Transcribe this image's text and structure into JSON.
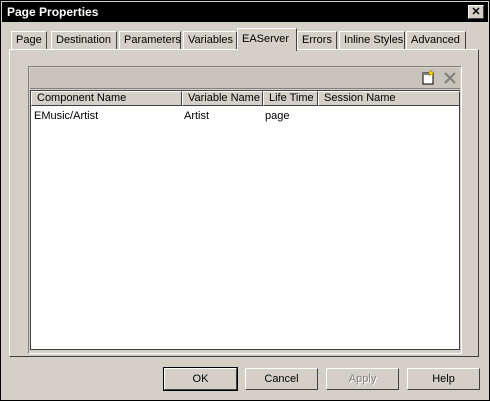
{
  "window": {
    "title": "Page Properties"
  },
  "tabs": [
    {
      "label": "Page",
      "active": false
    },
    {
      "label": "Destination",
      "active": false
    },
    {
      "label": "Parameters",
      "active": false
    },
    {
      "label": "Variables",
      "active": false
    },
    {
      "label": "EAServer",
      "active": true
    },
    {
      "label": "Errors",
      "active": false
    },
    {
      "label": "Inline Styles",
      "active": false
    },
    {
      "label": "Advanced",
      "active": false
    }
  ],
  "toolbar": {
    "icons": [
      "new-item-icon",
      "delete-icon"
    ]
  },
  "table": {
    "columns": [
      "Component Name",
      "Variable Name",
      "Life Time",
      "Session Name"
    ],
    "rows": [
      [
        "EMusic/Artist",
        "Artist",
        "page",
        ""
      ]
    ]
  },
  "buttons": {
    "ok": "OK",
    "cancel": "Cancel",
    "apply": "Apply",
    "help": "Help"
  }
}
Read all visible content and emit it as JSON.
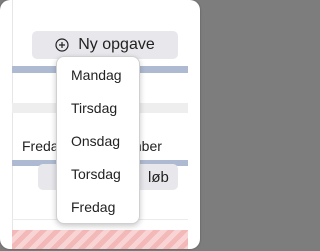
{
  "toolbar": {
    "new_task_label": "Ny opgave",
    "new_task_icon": "circle-plus-icon"
  },
  "background": {
    "row_left_text": "Freda",
    "row_right_text": "mber",
    "button2_label": "løb"
  },
  "dropdown": {
    "items": [
      "Mandag",
      "Tirsdag",
      "Onsdag",
      "Torsdag",
      "Fredag"
    ]
  },
  "colors": {
    "accent_bar": "#aebad1",
    "button_bg": "#e8e8ec",
    "stripe_a": "#f3b8b8",
    "stripe_b": "#f8d4d4"
  }
}
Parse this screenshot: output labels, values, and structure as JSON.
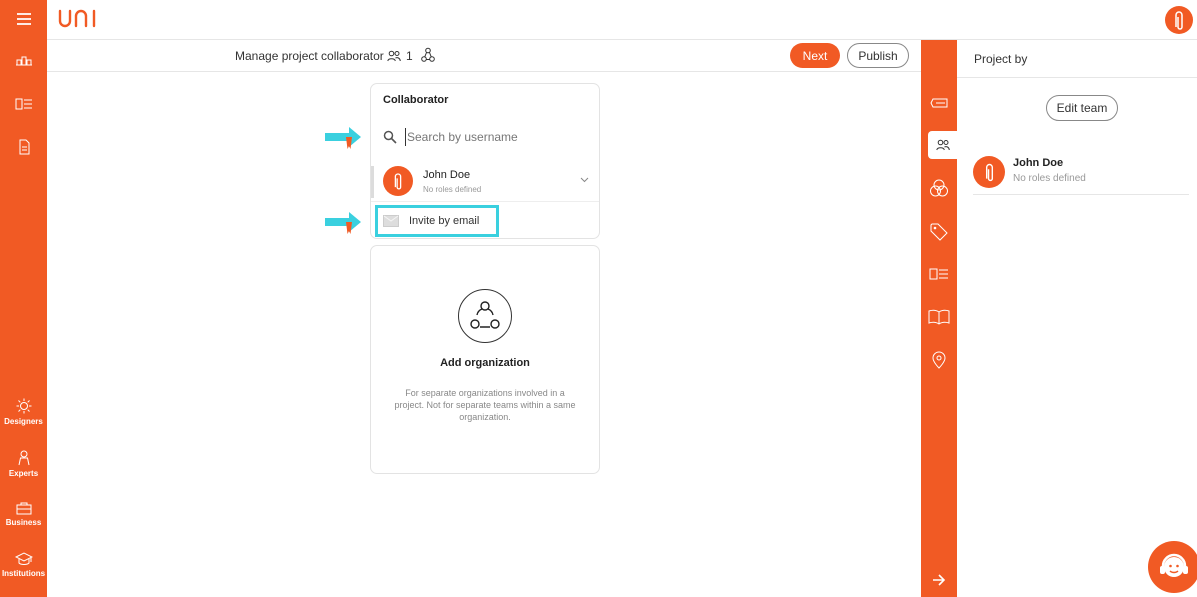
{
  "app": {
    "logo_text": "uni"
  },
  "left_rail": {
    "items": [
      {
        "label": "Designers"
      },
      {
        "label": "Experts"
      },
      {
        "label": "Business"
      },
      {
        "label": "Institutions"
      }
    ]
  },
  "subbar": {
    "title": "Manage project collaborator",
    "collaborator_count": "1",
    "next_label": "Next",
    "publish_label": "Publish"
  },
  "collaborator_card": {
    "title": "Collaborator",
    "search_placeholder": "Search by username",
    "member": {
      "name": "John Doe",
      "role": "No roles defined"
    },
    "invite_label": "Invite by email"
  },
  "org_card": {
    "title": "Add organization",
    "description": "For separate organizations involved in a project. Not for separate teams within a same organization."
  },
  "right_panel": {
    "title": "Project by",
    "edit_team_label": "Edit team",
    "member": {
      "name": "John Doe",
      "role": "No roles defined"
    }
  },
  "colors": {
    "brand": "#f15a24",
    "highlight": "#3ad0df"
  }
}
───
TASK DETAILS: Reproduce word for word only the lines between the line containing "Parse this screenshot: output" and the end of the listing above, both included, and drop any pictures.

EXERCISE RESULT:
Parse this screenshot: output labels, values, and structure as JSON.
{
  "app": {
    "logo_text": "uni"
  },
  "left_rail": {
    "items": [
      {
        "label": "Designers"
      },
      {
        "label": "Experts"
      },
      {
        "label": "Business"
      },
      {
        "label": "Institutions"
      }
    ]
  },
  "subbar": {
    "title": "Manage project collaborator",
    "collaborator_count": "1",
    "next_label": "Next",
    "publish_label": "Publish"
  },
  "collaborator_card": {
    "title": "Collaborator",
    "search_placeholder": "Search by username",
    "member": {
      "name": "John Doe",
      "role": "No roles defined"
    },
    "invite_label": "Invite by email"
  },
  "org_card": {
    "title": "Add organization",
    "description": "For separate organizations involved in a project. Not for separate teams within a same organization."
  },
  "right_panel": {
    "title": "Project by",
    "edit_team_label": "Edit team",
    "member": {
      "name": "John Doe",
      "role": "No roles defined"
    }
  },
  "colors": {
    "brand": "#f15a24",
    "highlight": "#3ad0df"
  }
}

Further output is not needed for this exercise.